**INPUT MATERIAL**
.....
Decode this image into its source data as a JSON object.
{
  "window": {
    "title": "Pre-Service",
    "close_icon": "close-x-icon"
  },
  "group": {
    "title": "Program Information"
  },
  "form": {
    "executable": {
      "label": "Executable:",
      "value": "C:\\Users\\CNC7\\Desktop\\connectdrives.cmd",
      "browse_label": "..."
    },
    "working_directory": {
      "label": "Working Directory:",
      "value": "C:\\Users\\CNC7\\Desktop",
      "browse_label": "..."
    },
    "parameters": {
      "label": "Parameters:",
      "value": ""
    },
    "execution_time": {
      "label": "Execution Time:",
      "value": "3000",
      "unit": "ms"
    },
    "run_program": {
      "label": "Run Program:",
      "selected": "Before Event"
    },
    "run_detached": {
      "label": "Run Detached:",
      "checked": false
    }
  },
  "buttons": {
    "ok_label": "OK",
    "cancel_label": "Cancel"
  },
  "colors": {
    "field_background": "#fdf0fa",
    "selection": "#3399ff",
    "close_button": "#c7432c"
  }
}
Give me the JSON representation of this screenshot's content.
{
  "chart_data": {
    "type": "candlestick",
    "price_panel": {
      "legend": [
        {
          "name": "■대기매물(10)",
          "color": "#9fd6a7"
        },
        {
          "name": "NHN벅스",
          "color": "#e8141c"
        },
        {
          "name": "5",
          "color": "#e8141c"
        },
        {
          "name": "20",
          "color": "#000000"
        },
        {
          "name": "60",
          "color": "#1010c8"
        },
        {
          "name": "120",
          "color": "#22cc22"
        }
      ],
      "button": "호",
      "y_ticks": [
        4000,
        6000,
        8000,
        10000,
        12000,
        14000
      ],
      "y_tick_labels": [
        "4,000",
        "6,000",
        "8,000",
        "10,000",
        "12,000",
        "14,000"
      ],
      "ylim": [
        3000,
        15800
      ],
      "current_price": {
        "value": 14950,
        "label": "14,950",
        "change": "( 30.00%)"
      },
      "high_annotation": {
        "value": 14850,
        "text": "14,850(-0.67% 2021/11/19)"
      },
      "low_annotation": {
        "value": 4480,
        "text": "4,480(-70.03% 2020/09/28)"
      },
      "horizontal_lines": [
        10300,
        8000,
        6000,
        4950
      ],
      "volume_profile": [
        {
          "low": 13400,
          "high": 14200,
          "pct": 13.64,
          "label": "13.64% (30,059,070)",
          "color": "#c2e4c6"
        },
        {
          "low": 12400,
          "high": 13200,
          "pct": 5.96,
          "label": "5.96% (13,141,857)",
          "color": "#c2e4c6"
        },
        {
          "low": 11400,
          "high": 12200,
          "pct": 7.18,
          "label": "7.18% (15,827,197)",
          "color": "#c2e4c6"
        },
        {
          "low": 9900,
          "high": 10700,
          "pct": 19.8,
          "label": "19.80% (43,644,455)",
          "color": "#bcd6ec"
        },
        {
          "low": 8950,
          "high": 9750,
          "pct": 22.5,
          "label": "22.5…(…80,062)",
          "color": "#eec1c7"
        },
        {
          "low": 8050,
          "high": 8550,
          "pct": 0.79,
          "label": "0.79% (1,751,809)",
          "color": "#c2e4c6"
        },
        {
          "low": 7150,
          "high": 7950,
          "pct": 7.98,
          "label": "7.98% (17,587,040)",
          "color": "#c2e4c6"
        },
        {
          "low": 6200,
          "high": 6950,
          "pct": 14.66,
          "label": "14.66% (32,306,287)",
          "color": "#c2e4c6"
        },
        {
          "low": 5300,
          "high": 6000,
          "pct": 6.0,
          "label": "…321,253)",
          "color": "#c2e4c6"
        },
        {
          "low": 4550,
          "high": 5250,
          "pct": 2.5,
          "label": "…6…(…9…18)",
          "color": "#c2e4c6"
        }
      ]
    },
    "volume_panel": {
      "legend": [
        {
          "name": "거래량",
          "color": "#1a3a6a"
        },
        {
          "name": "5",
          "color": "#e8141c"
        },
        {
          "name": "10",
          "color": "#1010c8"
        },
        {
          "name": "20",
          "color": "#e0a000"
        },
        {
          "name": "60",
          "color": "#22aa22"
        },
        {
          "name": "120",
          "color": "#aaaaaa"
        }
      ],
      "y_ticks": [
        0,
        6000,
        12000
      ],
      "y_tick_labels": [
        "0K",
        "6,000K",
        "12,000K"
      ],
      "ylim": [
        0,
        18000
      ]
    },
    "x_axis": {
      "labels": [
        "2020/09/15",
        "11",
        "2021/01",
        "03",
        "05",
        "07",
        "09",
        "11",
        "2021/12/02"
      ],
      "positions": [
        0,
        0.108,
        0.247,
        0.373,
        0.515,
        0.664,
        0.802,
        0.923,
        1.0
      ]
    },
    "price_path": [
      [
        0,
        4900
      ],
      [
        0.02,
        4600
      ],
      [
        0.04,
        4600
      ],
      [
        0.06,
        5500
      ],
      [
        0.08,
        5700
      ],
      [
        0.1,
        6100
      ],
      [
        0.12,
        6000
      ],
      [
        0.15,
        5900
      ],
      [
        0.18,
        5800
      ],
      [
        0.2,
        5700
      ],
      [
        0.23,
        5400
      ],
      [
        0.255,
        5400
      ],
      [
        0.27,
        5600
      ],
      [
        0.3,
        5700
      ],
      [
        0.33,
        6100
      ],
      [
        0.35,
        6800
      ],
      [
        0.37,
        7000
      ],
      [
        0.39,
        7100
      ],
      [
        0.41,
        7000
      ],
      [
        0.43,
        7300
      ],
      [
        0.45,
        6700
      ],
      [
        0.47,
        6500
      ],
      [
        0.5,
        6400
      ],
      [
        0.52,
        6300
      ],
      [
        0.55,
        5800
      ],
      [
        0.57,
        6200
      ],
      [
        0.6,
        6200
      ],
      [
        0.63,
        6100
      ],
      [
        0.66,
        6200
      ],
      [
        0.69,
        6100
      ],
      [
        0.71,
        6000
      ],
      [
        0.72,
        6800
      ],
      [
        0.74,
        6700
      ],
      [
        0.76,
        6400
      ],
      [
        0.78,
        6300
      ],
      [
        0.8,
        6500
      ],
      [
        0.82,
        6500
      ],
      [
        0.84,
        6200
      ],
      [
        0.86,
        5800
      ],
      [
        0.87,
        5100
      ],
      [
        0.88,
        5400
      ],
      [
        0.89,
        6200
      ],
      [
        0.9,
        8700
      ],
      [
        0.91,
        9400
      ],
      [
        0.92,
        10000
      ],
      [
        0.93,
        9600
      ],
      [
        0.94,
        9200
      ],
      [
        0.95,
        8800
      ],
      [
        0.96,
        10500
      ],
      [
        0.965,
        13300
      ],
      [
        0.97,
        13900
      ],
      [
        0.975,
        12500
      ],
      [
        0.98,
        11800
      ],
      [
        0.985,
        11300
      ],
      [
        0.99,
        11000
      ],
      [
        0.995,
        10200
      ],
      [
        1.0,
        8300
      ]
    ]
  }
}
.....
**TASK TO COMPLETE**
Would you give the material above again, complete and exact?

**EXERCISE RESULT**
Decode this image into its source data as a JSON object.
{
  "window": {
    "title": "Pre-Service",
    "close_icon": "close-x-icon"
  },
  "group": {
    "title": "Program Information"
  },
  "form": {
    "executable": {
      "label": "Executable:",
      "value": "C:\\Users\\CNC7\\Desktop\\connectdrives.cmd",
      "browse_label": "..."
    },
    "working_directory": {
      "label": "Working Directory:",
      "value": "C:\\Users\\CNC7\\Desktop",
      "browse_label": "..."
    },
    "parameters": {
      "label": "Parameters:",
      "value": ""
    },
    "execution_time": {
      "label": "Execution Time:",
      "value": "3000",
      "unit": "ms"
    },
    "run_program": {
      "label": "Run Program:",
      "selected": "Before Event"
    },
    "run_detached": {
      "label": "Run Detached:",
      "checked": false
    }
  },
  "buttons": {
    "ok_label": "OK",
    "cancel_label": "Cancel"
  },
  "colors": {
    "field_background": "#fdf0fa",
    "selection": "#3399ff",
    "close_button": "#c7432c"
  }
}
Give me the JSON representation of this screenshot's content.
{
  "chart_data": {
    "type": "candlestick",
    "price_panel": {
      "legend": [
        {
          "name": "■대기매물(10)",
          "color": "#9fd6a7"
        },
        {
          "name": "NHN벅스",
          "color": "#e8141c"
        },
        {
          "name": "5",
          "color": "#e8141c"
        },
        {
          "name": "20",
          "color": "#000000"
        },
        {
          "name": "60",
          "color": "#1010c8"
        },
        {
          "name": "120",
          "color": "#22cc22"
        }
      ],
      "button": "호",
      "y_ticks": [
        4000,
        6000,
        8000,
        10000,
        12000,
        14000
      ],
      "y_tick_labels": [
        "4,000",
        "6,000",
        "8,000",
        "10,000",
        "12,000",
        "14,000"
      ],
      "ylim": [
        3000,
        15800
      ],
      "current_price": {
        "value": 14950,
        "label": "14,950",
        "change": "( 30.00%)"
      },
      "high_annotation": {
        "value": 14850,
        "text": "14,850(-0.67% 2021/11/19)"
      },
      "low_annotation": {
        "value": 4480,
        "text": "4,480(-70.03% 2020/09/28)"
      },
      "horizontal_lines": [
        10300,
        8000,
        6000,
        4950
      ],
      "volume_profile": [
        {
          "low": 13400,
          "high": 14200,
          "pct": 13.64,
          "label": "13.64% (30,059,070)",
          "color": "#c2e4c6"
        },
        {
          "low": 12400,
          "high": 13200,
          "pct": 5.96,
          "label": "5.96% (13,141,857)",
          "color": "#c2e4c6"
        },
        {
          "low": 11400,
          "high": 12200,
          "pct": 7.18,
          "label": "7.18% (15,827,197)",
          "color": "#c2e4c6"
        },
        {
          "low": 9900,
          "high": 10700,
          "pct": 19.8,
          "label": "19.80% (43,644,455)",
          "color": "#bcd6ec"
        },
        {
          "low": 8950,
          "high": 9750,
          "pct": 22.5,
          "label": "22.5…(…80,062)",
          "color": "#eec1c7"
        },
        {
          "low": 8050,
          "high": 8550,
          "pct": 0.79,
          "label": "0.79% (1,751,809)",
          "color": "#c2e4c6"
        },
        {
          "low": 7150,
          "high": 7950,
          "pct": 7.98,
          "label": "7.98% (17,587,040)",
          "color": "#c2e4c6"
        },
        {
          "low": 6200,
          "high": 6950,
          "pct": 14.66,
          "label": "14.66% (32,306,287)",
          "color": "#c2e4c6"
        },
        {
          "low": 5300,
          "high": 6000,
          "pct": 6.0,
          "label": "…321,253)",
          "color": "#c2e4c6"
        },
        {
          "low": 4550,
          "high": 5250,
          "pct": 2.5,
          "label": "…6…(…9…18)",
          "color": "#c2e4c6"
        }
      ]
    },
    "volume_panel": {
      "legend": [
        {
          "name": "거래량",
          "color": "#1a3a6a"
        },
        {
          "name": "5",
          "color": "#e8141c"
        },
        {
          "name": "10",
          "color": "#1010c8"
        },
        {
          "name": "20",
          "color": "#e0a000"
        },
        {
          "name": "60",
          "color": "#22aa22"
        },
        {
          "name": "120",
          "color": "#aaaaaa"
        }
      ],
      "y_ticks": [
        0,
        6000,
        12000
      ],
      "y_tick_labels": [
        "0K",
        "6,000K",
        "12,000K"
      ],
      "ylim": [
        0,
        18000
      ]
    },
    "x_axis": {
      "labels": [
        "2020/09/15",
        "11",
        "2021/01",
        "03",
        "05",
        "07",
        "09",
        "11",
        "2021/12/02"
      ],
      "positions": [
        0,
        0.108,
        0.247,
        0.373,
        0.515,
        0.664,
        0.802,
        0.923,
        1.0
      ]
    },
    "price_path": [
      [
        0,
        4900
      ],
      [
        0.02,
        4600
      ],
      [
        0.04,
        4600
      ],
      [
        0.06,
        5500
      ],
      [
        0.08,
        5700
      ],
      [
        0.1,
        6100
      ],
      [
        0.12,
        6000
      ],
      [
        0.15,
        5900
      ],
      [
        0.18,
        5800
      ],
      [
        0.2,
        5700
      ],
      [
        0.23,
        5400
      ],
      [
        0.255,
        5400
      ],
      [
        0.27,
        5600
      ],
      [
        0.3,
        5700
      ],
      [
        0.33,
        6100
      ],
      [
        0.35,
        6800
      ],
      [
        0.37,
        7000
      ],
      [
        0.39,
        7100
      ],
      [
        0.41,
        7000
      ],
      [
        0.43,
        7300
      ],
      [
        0.45,
        6700
      ],
      [
        0.47,
        6500
      ],
      [
        0.5,
        6400
      ],
      [
        0.52,
        6300
      ],
      [
        0.55,
        5800
      ],
      [
        0.57,
        6200
      ],
      [
        0.6,
        6200
      ],
      [
        0.63,
        6100
      ],
      [
        0.66,
        6200
      ],
      [
        0.69,
        6100
      ],
      [
        0.71,
        6000
      ],
      [
        0.72,
        6800
      ],
      [
        0.74,
        6700
      ],
      [
        0.76,
        6400
      ],
      [
        0.78,
        6300
      ],
      [
        0.8,
        6500
      ],
      [
        0.82,
        6500
      ],
      [
        0.84,
        6200
      ],
      [
        0.86,
        5800
      ],
      [
        0.87,
        5100
      ],
      [
        0.88,
        5400
      ],
      [
        0.89,
        6200
      ],
      [
        0.9,
        8700
      ],
      [
        0.91,
        9400
      ],
      [
        0.92,
        10000
      ],
      [
        0.93,
        9600
      ],
      [
        0.94,
        9200
      ],
      [
        0.95,
        8800
      ],
      [
        0.96,
        10500
      ],
      [
        0.965,
        13300
      ],
      [
        0.97,
        13900
      ],
      [
        0.975,
        12500
      ],
      [
        0.98,
        11800
      ],
      [
        0.985,
        11300
      ],
      [
        0.99,
        11000
      ],
      [
        0.995,
        10200
      ],
      [
        1.0,
        8300
      ]
    ]
  }
}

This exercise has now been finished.